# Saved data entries
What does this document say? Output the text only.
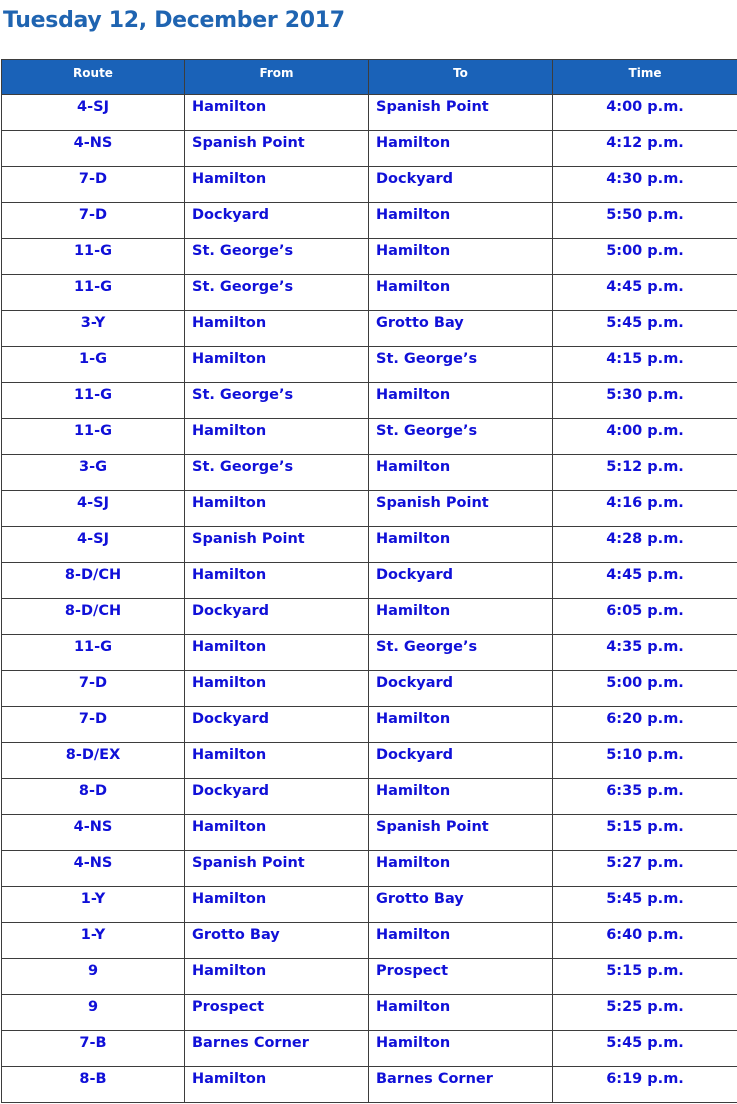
Tuesday 12, December 2017
Route	From	To	Time
4-SJ	Hamilton	Spanish Point	4:00 p.m.
4-NS	Spanish Point	Hamilton	4:12 p.m.
7-D	Hamilton	Dockyard	4:30 p.m.
7-D	Dockyard	Hamilton	5:50 p.m.
11-G	St. George’s	Hamilton	5:00 p.m.
11-G	St. George’s	Hamilton	4:45 p.m.
3-Y	Hamilton	Grotto Bay	5:45 p.m.
1-G	Hamilton	St. George’s	4:15 p.m.
11-G	St. George’s	Hamilton	5:30 p.m.
11-G	Hamilton	St. George’s	4:00 p.m.
3-G	St. George’s	Hamilton	5:12 p.m.
4-SJ	Hamilton	Spanish Point	4:16 p.m.
4-SJ	Spanish Point	Hamilton	4:28 p.m.
8-D/CH	Hamilton	Dockyard	4:45 p.m.
8-D/CH	Dockyard	Hamilton	6:05 p.m.
11-G	Hamilton	St. George’s	4:35 p.m.
7-D	Hamilton	Dockyard	5:00 p.m.
7-D	Dockyard	Hamilton	6:20 p.m.
8-D/EX	Hamilton	Dockyard	5:10 p.m.
8-D	Dockyard	Hamilton	6:35 p.m.
4-NS	Hamilton	Spanish Point	5:15 p.m.
4-NS	Spanish Point	Hamilton	5:27 p.m.
1-Y	Hamilton	Grotto Bay	5:45 p.m.
1-Y	Grotto Bay	Hamilton	6:40 p.m.
9	Hamilton	Prospect	5:15 p.m.
9	Prospect	Hamilton	5:25 p.m.
7-B	Barnes Corner	Hamilton	5:45 p.m.
8-B	Hamilton	Barnes Corner	6:19 p.m.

# REQUIREMENT
Quote each entry above verbatim and drop the pictures.

# SOLUTION TO THE EXERCISE
What does this document say? Output the text only.
Tuesday 12, December 2017
Route	From	To	Time
4-SJ	Hamilton	Spanish Point	4:00 p.m.
4-NS	Spanish Point	Hamilton	4:12 p.m.
7-D	Hamilton	Dockyard	4:30 p.m.
7-D	Dockyard	Hamilton	5:50 p.m.
11-G	St. George’s	Hamilton	5:00 p.m.
11-G	St. George’s	Hamilton	4:45 p.m.
3-Y	Hamilton	Grotto Bay	5:45 p.m.
1-G	Hamilton	St. George’s	4:15 p.m.
11-G	St. George’s	Hamilton	5:30 p.m.
11-G	Hamilton	St. George’s	4:00 p.m.
3-G	St. George’s	Hamilton	5:12 p.m.
4-SJ	Hamilton	Spanish Point	4:16 p.m.
4-SJ	Spanish Point	Hamilton	4:28 p.m.
8-D/CH	Hamilton	Dockyard	4:45 p.m.
8-D/CH	Dockyard	Hamilton	6:05 p.m.
11-G	Hamilton	St. George’s	4:35 p.m.
7-D	Hamilton	Dockyard	5:00 p.m.
7-D	Dockyard	Hamilton	6:20 p.m.
8-D/EX	Hamilton	Dockyard	5:10 p.m.
8-D	Dockyard	Hamilton	6:35 p.m.
4-NS	Hamilton	Spanish Point	5:15 p.m.
4-NS	Spanish Point	Hamilton	5:27 p.m.
1-Y	Hamilton	Grotto Bay	5:45 p.m.
1-Y	Grotto Bay	Hamilton	6:40 p.m.
9	Hamilton	Prospect	5:15 p.m.
9	Prospect	Hamilton	5:25 p.m.
7-B	Barnes Corner	Hamilton	5:45 p.m.
8-B	Hamilton	Barnes Corner	6:19 p.m.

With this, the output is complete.